What the exercise asks:
Transcribe the records that follow. Keep every word exactly, and drop the pictures.

Data supplied:
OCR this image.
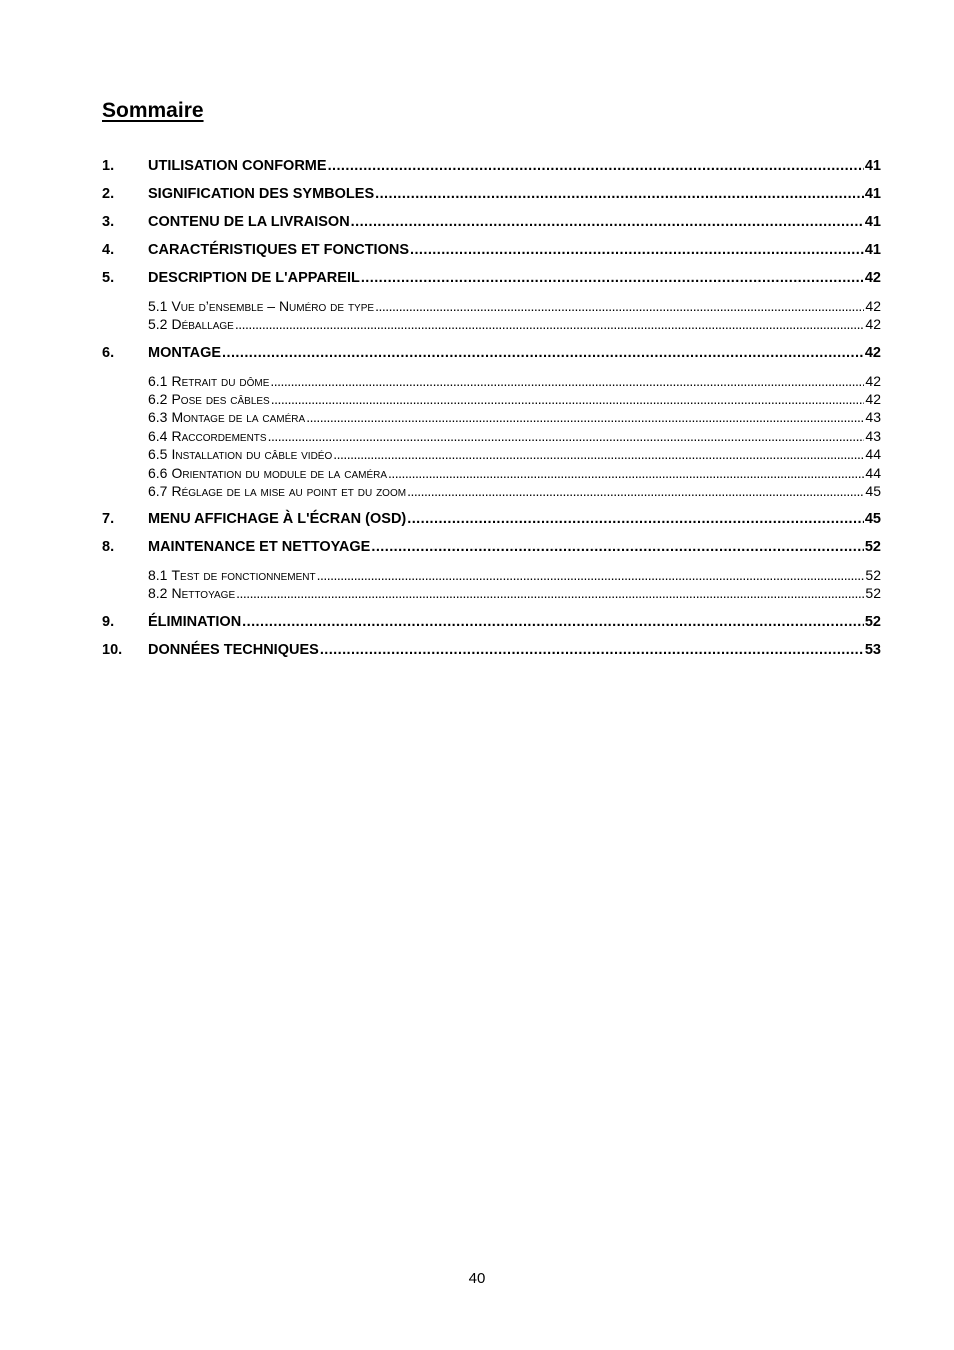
Sommaire
1.	UTILISATION CONFORME . . .	41
2.	SIGNIFICATION DES SYMBOLES . . .	41
3.	CONTENU DE LA LIVRAISON . . .	41
4.	CARACTÉRISTIQUES ET FONCTIONS . . .	41
5.	DESCRIPTION DE L'APPAREIL . . .	42
5.1 Vue d’ensemble – Numéro de type . . .	42
5.2 Déballage . . .	42
6.	MONTAGE . . .	42
6.1 Retrait du dôme . . .	42
6.2 Pose des câbles . . .	42
6.3 Montage de la caméra . . .	43
6.4 Raccordements . . .	43
6.5 Installation du câble vidéo . . .	44
6.6 Orientation du module de la caméra . . .	44
6.7 Réglage de la mise au point et du zoom . . .	45
7.	MENU AFFICHAGE À L'ÉCRAN (OSD) . . .	45
8.	MAINTENANCE ET NETTOYAGE . . .	52
8.1 Test de fonctionnement . . .	52
8.2 Nettoyage . . .	52
9.	ÉLIMINATION . . .	52
10.	DONNÉES TECHNIQUES . . .	53
40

Exercise solution:
OCR this image.
Sommaire
1.	UTILISATION CONFORME . . .	41
2.	SIGNIFICATION DES SYMBOLES . . .	41
3.	CONTENU DE LA LIVRAISON . . .	41
4.	CARACTÉRISTIQUES ET FONCTIONS . . .	41
5.	DESCRIPTION DE L'APPAREIL . . .	42
5.1 Vue d’ensemble – Numéro de type . . .	42
5.2 Déballage . . .	42
6.	MONTAGE . . .	42
6.1 Retrait du dôme . . .	42
6.2 Pose des câbles . . .	42
6.3 Montage de la caméra . . .	43
6.4 Raccordements . . .	43
6.5 Installation du câble vidéo . . .	44
6.6 Orientation du module de la caméra . . .	44
6.7 Réglage de la mise au point et du zoom . . .	45
7.	MENU AFFICHAGE À L'ÉCRAN (OSD) . . .	45
8.	MAINTENANCE ET NETTOYAGE . . .	52
8.1 Test de fonctionnement . . .	52
8.2 Nettoyage . . .	52
9.	ÉLIMINATION . . .	52
10.	DONNÉES TECHNIQUES . . .	53
40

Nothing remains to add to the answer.